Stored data
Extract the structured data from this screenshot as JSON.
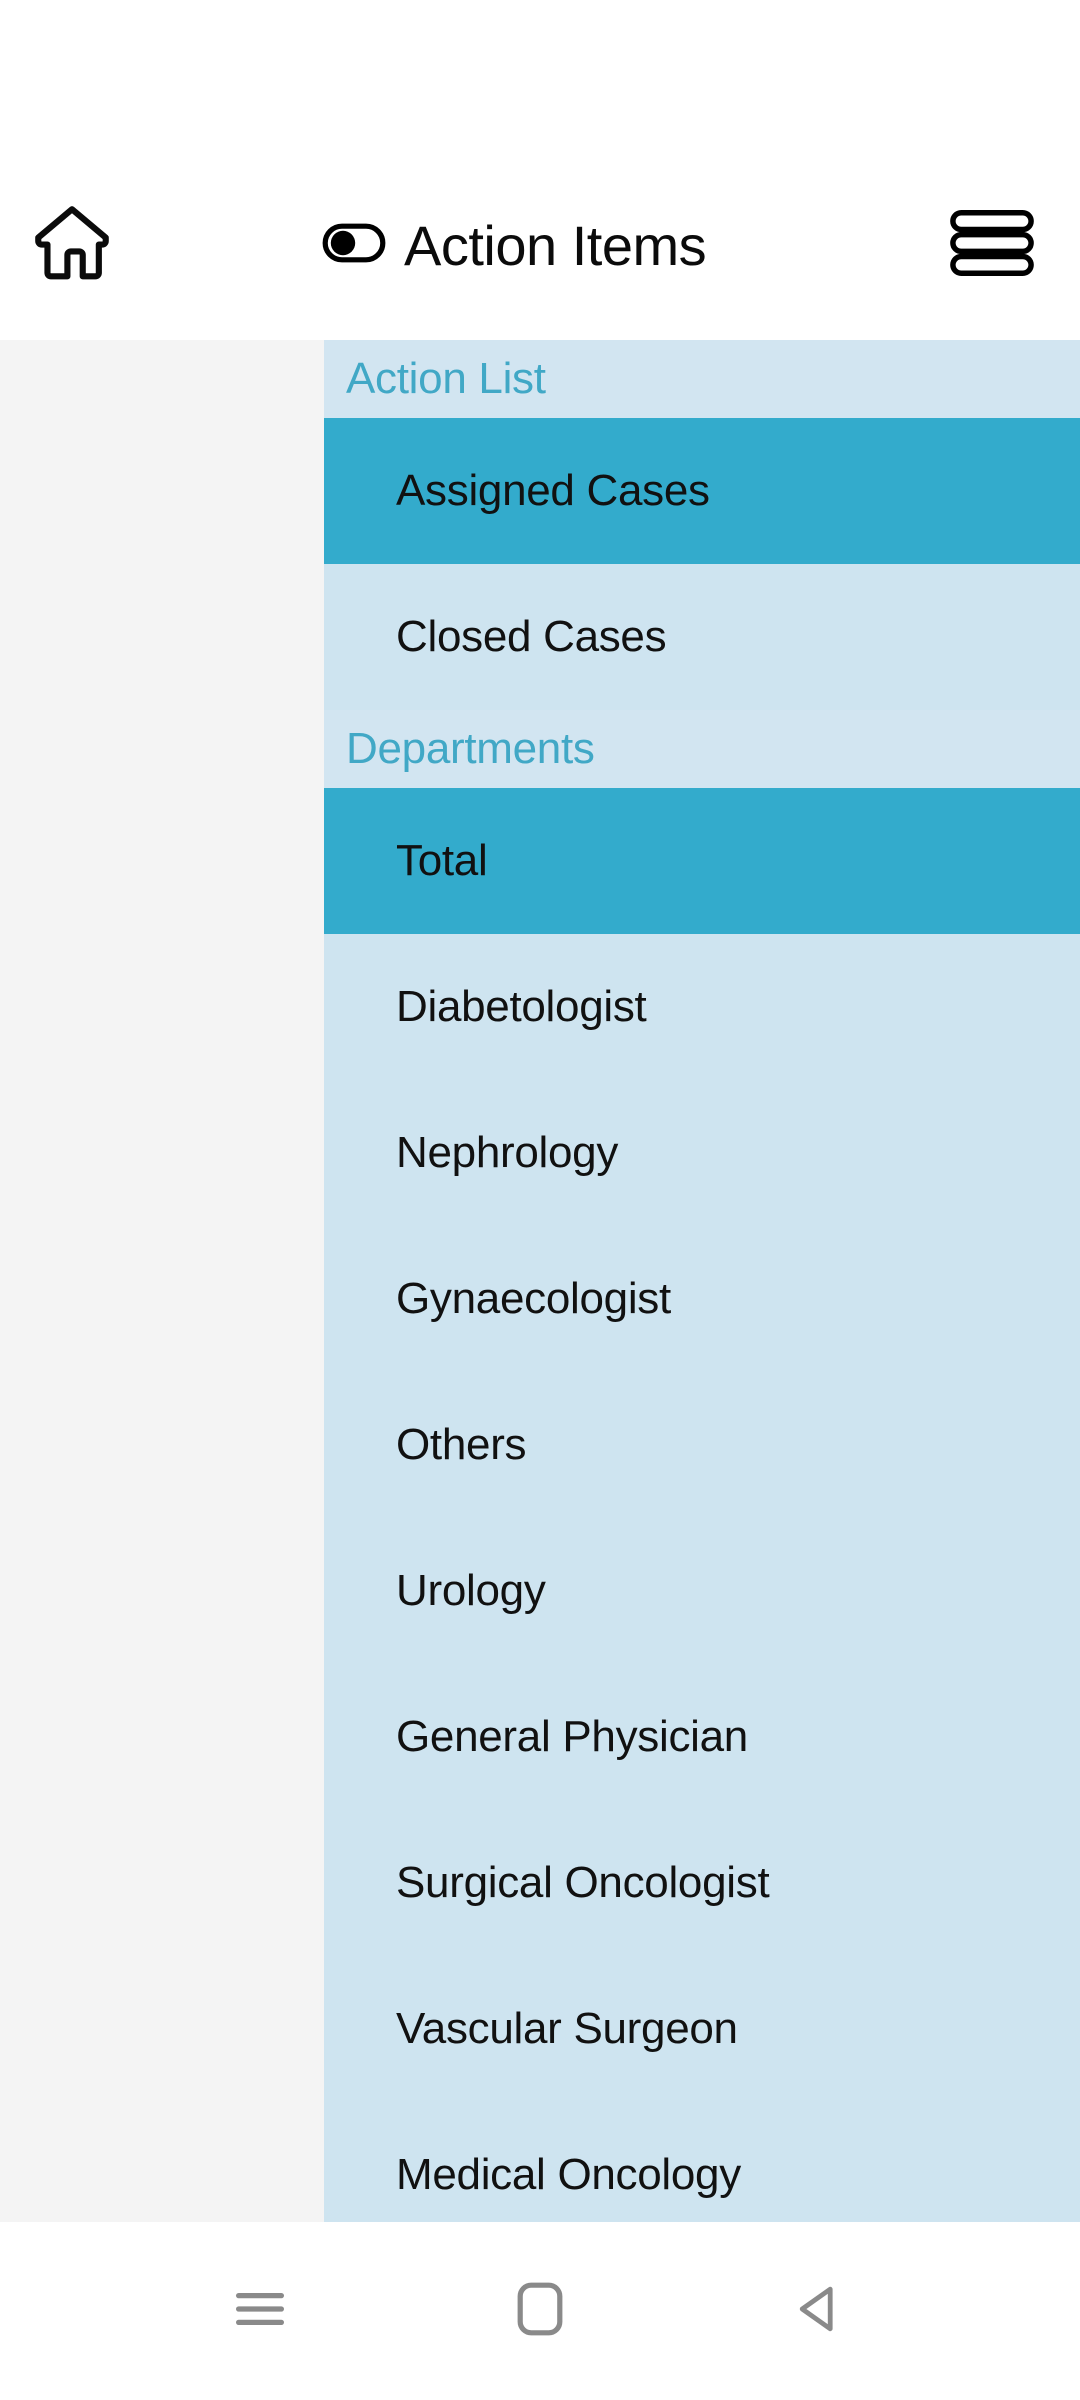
{
  "appbar": {
    "home_icon": "home-icon",
    "toggle_icon": "toggle-switch-icon",
    "title": "Action Items",
    "menu_icon": "hamburger-menu-icon"
  },
  "drawer": {
    "sections": [
      {
        "header": "Action List",
        "items": [
          {
            "label": "Assigned Cases",
            "selected": true
          },
          {
            "label": "Closed Cases",
            "selected": false
          }
        ]
      },
      {
        "header": "Departments",
        "items": [
          {
            "label": "Total",
            "selected": true
          },
          {
            "label": "Diabetologist",
            "selected": false
          },
          {
            "label": "Nephrology",
            "selected": false
          },
          {
            "label": "Gynaecologist",
            "selected": false
          },
          {
            "label": "Others",
            "selected": false
          },
          {
            "label": "Urology",
            "selected": false
          },
          {
            "label": "General Physician",
            "selected": false
          },
          {
            "label": "Surgical Oncologist",
            "selected": false
          },
          {
            "label": "Vascular Surgeon",
            "selected": false
          },
          {
            "label": "Medical Oncology",
            "selected": false
          }
        ]
      }
    ]
  },
  "navbar": {
    "recents_icon": "recents-icon",
    "home_icon": "home-square-icon",
    "back_icon": "back-triangle-icon"
  },
  "colors": {
    "accent": "#33abcc",
    "drawer_bg": "#cee4f0",
    "section_bg": "#d2e5f1",
    "section_text": "#41a8c6",
    "scrim": "#f4f4f4",
    "text": "#111111"
  }
}
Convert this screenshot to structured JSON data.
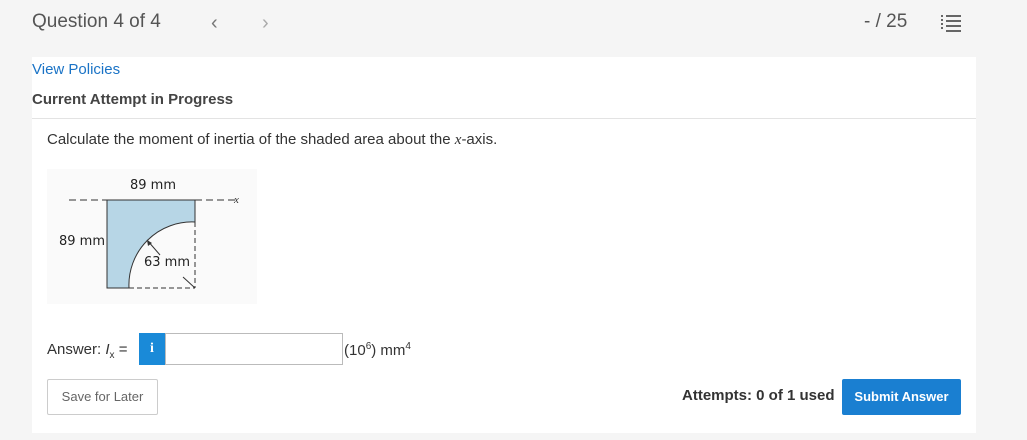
{
  "header": {
    "question_title": "Question 4 of 4",
    "prev_glyph": "‹",
    "next_glyph": "›",
    "score": "- / 25",
    "list_icon": "list-icon"
  },
  "links": {
    "view_policies": "View Policies"
  },
  "attempt_heading": "Current Attempt in Progress",
  "question": {
    "text_before": "Calculate the moment of inertia of the shaded area about the ",
    "variable": "x",
    "text_after": "-axis."
  },
  "figure": {
    "top_dim": "89 mm",
    "left_dim": "89 mm",
    "radius_dim": "63 mm",
    "axis_label": "x",
    "shade_color": "#b7d6e6"
  },
  "answer": {
    "label_prefix": "Answer: ",
    "symbol": "I",
    "subscript": "x",
    "equals": " =",
    "info_glyph": "i",
    "input_value": "",
    "units_prefix": "(10",
    "units_exp": "6",
    "units_mid": ") mm",
    "units_pow": "4"
  },
  "footer": {
    "save_label": "Save for Later",
    "attempts_text": "Attempts: 0 of 1 used",
    "submit_label": "Submit Answer"
  },
  "colors": {
    "accent": "#1a7fd1",
    "link": "#1a73c6"
  }
}
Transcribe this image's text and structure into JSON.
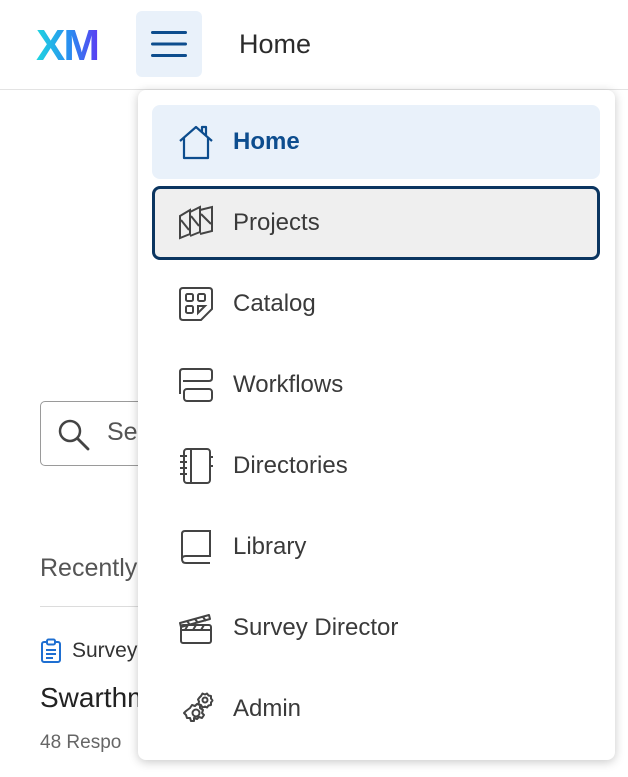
{
  "header": {
    "logo_text": "XM",
    "title": "Home"
  },
  "background": {
    "search_placeholder": "Se",
    "recent_label": "Recently",
    "item_type": "Survey",
    "project_name": "Swarthm",
    "responses": "48 Respo"
  },
  "menu": {
    "items": [
      {
        "label": "Home",
        "icon": "home-icon",
        "state": "active"
      },
      {
        "label": "Projects",
        "icon": "projects-icon",
        "state": "focused"
      },
      {
        "label": "Catalog",
        "icon": "catalog-icon",
        "state": ""
      },
      {
        "label": "Workflows",
        "icon": "workflows-icon",
        "state": ""
      },
      {
        "label": "Directories",
        "icon": "directories-icon",
        "state": ""
      },
      {
        "label": "Library",
        "icon": "library-icon",
        "state": ""
      },
      {
        "label": "Survey Director",
        "icon": "survey-director-icon",
        "state": ""
      },
      {
        "label": "Admin",
        "icon": "admin-icon",
        "state": ""
      }
    ]
  },
  "colors": {
    "accent": "#0d4d8e",
    "active_bg": "#e9f1fa",
    "focus_border": "#0b3560",
    "logo_start": "#21d4e8",
    "logo_end": "#5a3cf0"
  }
}
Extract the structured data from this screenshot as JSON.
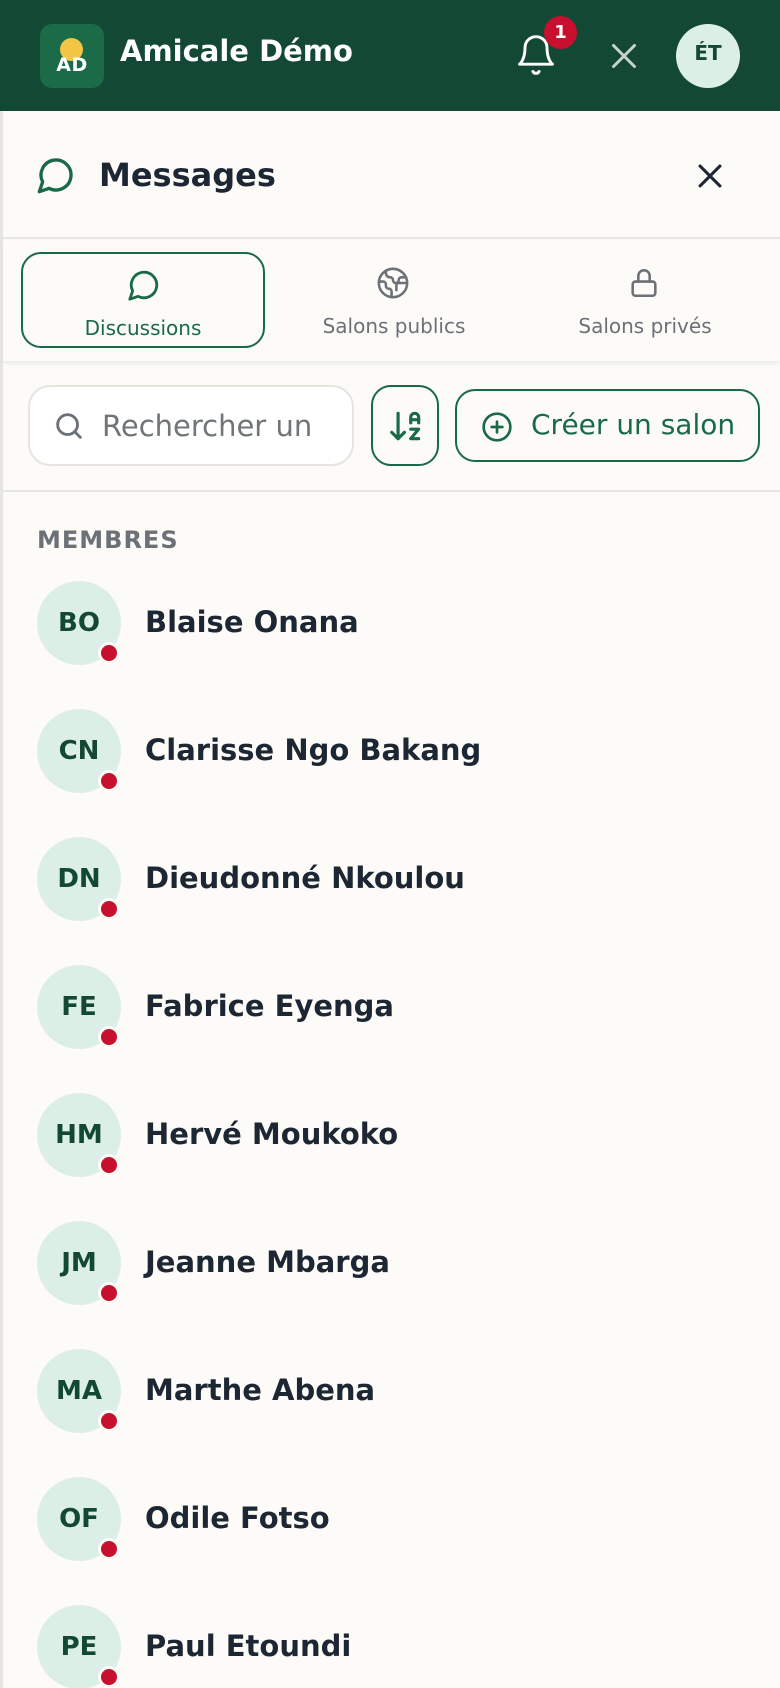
{
  "app": {
    "logo_initials": "AD",
    "title": "Amicale Démo",
    "notification_count": "1",
    "user_initials": "ÉT"
  },
  "panel": {
    "title": "Messages"
  },
  "tabs": [
    {
      "label": "Discussions",
      "icon": "chat-bubble-icon",
      "active": true
    },
    {
      "label": "Salons publics",
      "icon": "globe-icon",
      "active": false
    },
    {
      "label": "Salons privés",
      "icon": "lock-icon",
      "active": false
    }
  ],
  "toolbar": {
    "search_placeholder": "Rechercher un",
    "search_value": "",
    "sort_icon": "sort-az-icon",
    "create_label": "Créer un salon"
  },
  "members": {
    "section_label": "MEMBRES",
    "items": [
      {
        "initials": "BO",
        "name": "Blaise Onana",
        "status": "offline"
      },
      {
        "initials": "CN",
        "name": "Clarisse Ngo Bakang",
        "status": "offline"
      },
      {
        "initials": "DN",
        "name": "Dieudonné Nkoulou",
        "status": "offline"
      },
      {
        "initials": "FE",
        "name": "Fabrice Eyenga",
        "status": "offline"
      },
      {
        "initials": "HM",
        "name": "Hervé Moukoko",
        "status": "offline"
      },
      {
        "initials": "JM",
        "name": "Jeanne Mbarga",
        "status": "offline"
      },
      {
        "initials": "MA",
        "name": "Marthe Abena",
        "status": "offline"
      },
      {
        "initials": "OF",
        "name": "Odile Fotso",
        "status": "offline"
      },
      {
        "initials": "PE",
        "name": "Paul Etoundi",
        "status": "offline"
      }
    ]
  },
  "colors": {
    "brand_dark": "#134834",
    "accent": "#1a6a4a",
    "avatar_bg": "#dcefe6",
    "status_offline": "#c8102e",
    "logo_dot": "#f2c544"
  }
}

== WHAT IS BEING ASKED ==
Could you repeat all of the material exactly? Pictures should not be copied.

== RESULT OF THE TASK ==
Extract the structured data from this screenshot as JSON.
{
  "appbar": {
    "home_icon": "home-icon",
    "toggle_icon": "toggle-switch-icon",
    "title": "Action Items",
    "menu_icon": "hamburger-menu-icon"
  },
  "drawer": {
    "sections": [
      {
        "header": "Action List",
        "items": [
          {
            "label": "Assigned Cases",
            "selected": true
          },
          {
            "label": "Closed Cases",
            "selected": false
          }
        ]
      },
      {
        "header": "Departments",
        "items": [
          {
            "label": "Total",
            "selected": true
          },
          {
            "label": "Diabetologist",
            "selected": false
          },
          {
            "label": "Nephrology",
            "selected": false
          },
          {
            "label": "Gynaecologist",
            "selected": false
          },
          {
            "label": "Others",
            "selected": false
          },
          {
            "label": "Urology",
            "selected": false
          },
          {
            "label": "General Physician",
            "selected": false
          },
          {
            "label": "Surgical Oncologist",
            "selected": false
          },
          {
            "label": "Vascular Surgeon",
            "selected": false
          },
          {
            "label": "Medical Oncology",
            "selected": false
          }
        ]
      }
    ]
  },
  "navbar": {
    "recents_icon": "recents-icon",
    "home_icon": "home-square-icon",
    "back_icon": "back-triangle-icon"
  },
  "colors": {
    "accent": "#33abcc",
    "drawer_bg": "#cee4f0",
    "section_bg": "#d2e5f1",
    "section_text": "#41a8c6",
    "scrim": "#f4f4f4",
    "text": "#111111"
  }
}
Convert this screenshot to structured JSON data.
{
  "header": {
    "question_title": "Question 4 of 4",
    "prev_glyph": "‹",
    "next_glyph": "›",
    "score": "- / 25",
    "list_icon": "list-icon"
  },
  "links": {
    "view_policies": "View Policies"
  },
  "attempt_heading": "Current Attempt in Progress",
  "question": {
    "text_before": "Calculate the moment of inertia of the shaded area about the ",
    "variable": "x",
    "text_after": "-axis."
  },
  "figure": {
    "top_dim": "89 mm",
    "left_dim": "89 mm",
    "radius_dim": "63 mm",
    "axis_label": "x",
    "shade_color": "#b7d6e6"
  },
  "answer": {
    "label_prefix": "Answer: ",
    "symbol": "I",
    "subscript": "x",
    "equals": " =",
    "info_glyph": "i",
    "input_value": "",
    "units_prefix": "(10",
    "units_exp": "6",
    "units_mid": ") mm",
    "units_pow": "4"
  },
  "footer": {
    "save_label": "Save for Later",
    "attempts_text": "Attempts: 0 of 1 used",
    "submit_label": "Submit Answer"
  },
  "colors": {
    "accent": "#1a7fd1",
    "link": "#1a73c6"
  }
}
Transcribe this image's text and structure into JSON.
{
  "header": {
    "logo_text": "XM",
    "title": "Home"
  },
  "background": {
    "search_placeholder": "Se",
    "recent_label": "Recently",
    "item_type": "Survey",
    "project_name": "Swarthm",
    "responses": "48 Respo"
  },
  "menu": {
    "items": [
      {
        "label": "Home",
        "icon": "home-icon",
        "state": "active"
      },
      {
        "label": "Projects",
        "icon": "projects-icon",
        "state": "focused"
      },
      {
        "label": "Catalog",
        "icon": "catalog-icon",
        "state": ""
      },
      {
        "label": "Workflows",
        "icon": "workflows-icon",
        "state": ""
      },
      {
        "label": "Directories",
        "icon": "directories-icon",
        "state": ""
      },
      {
        "label": "Library",
        "icon": "library-icon",
        "state": ""
      },
      {
        "label": "Survey Director",
        "icon": "survey-director-icon",
        "state": ""
      },
      {
        "label": "Admin",
        "icon": "admin-icon",
        "state": ""
      }
    ]
  },
  "colors": {
    "accent": "#0d4d8e",
    "active_bg": "#e9f1fa",
    "focus_border": "#0b3560",
    "logo_start": "#21d4e8",
    "logo_end": "#5a3cf0"
  }
}
Extract the structured data from this screenshot as JSON.
{
  "app": {
    "logo_initials": "AD",
    "title": "Amicale Démo",
    "notification_count": "1",
    "user_initials": "ÉT"
  },
  "panel": {
    "title": "Messages"
  },
  "tabs": [
    {
      "label": "Discussions",
      "icon": "chat-bubble-icon",
      "active": true
    },
    {
      "label": "Salons publics",
      "icon": "globe-icon",
      "active": false
    },
    {
      "label": "Salons privés",
      "icon": "lock-icon",
      "active": false
    }
  ],
  "toolbar": {
    "search_placeholder": "Rechercher un",
    "search_value": "",
    "sort_icon": "sort-az-icon",
    "create_label": "Créer un salon"
  },
  "members": {
    "section_label": "MEMBRES",
    "items": [
      {
        "initials": "BO",
        "name": "Blaise Onana",
        "status": "offline"
      },
      {
        "initials": "CN",
        "name": "Clarisse Ngo Bakang",
        "status": "offline"
      },
      {
        "initials": "DN",
        "name": "Dieudonné Nkoulou",
        "status": "offline"
      },
      {
        "initials": "FE",
        "name": "Fabrice Eyenga",
        "status": "offline"
      },
      {
        "initials": "HM",
        "name": "Hervé Moukoko",
        "status": "offline"
      },
      {
        "initials": "JM",
        "name": "Jeanne Mbarga",
        "status": "offline"
      },
      {
        "initials": "MA",
        "name": "Marthe Abena",
        "status": "offline"
      },
      {
        "initials": "OF",
        "name": "Odile Fotso",
        "status": "offline"
      },
      {
        "initials": "PE",
        "name": "Paul Etoundi",
        "status": "offline"
      }
    ]
  },
  "colors": {
    "brand_dark": "#134834",
    "accent": "#1a6a4a",
    "avatar_bg": "#dcefe6",
    "status_offline": "#c8102e",
    "logo_dot": "#f2c544"
  }
}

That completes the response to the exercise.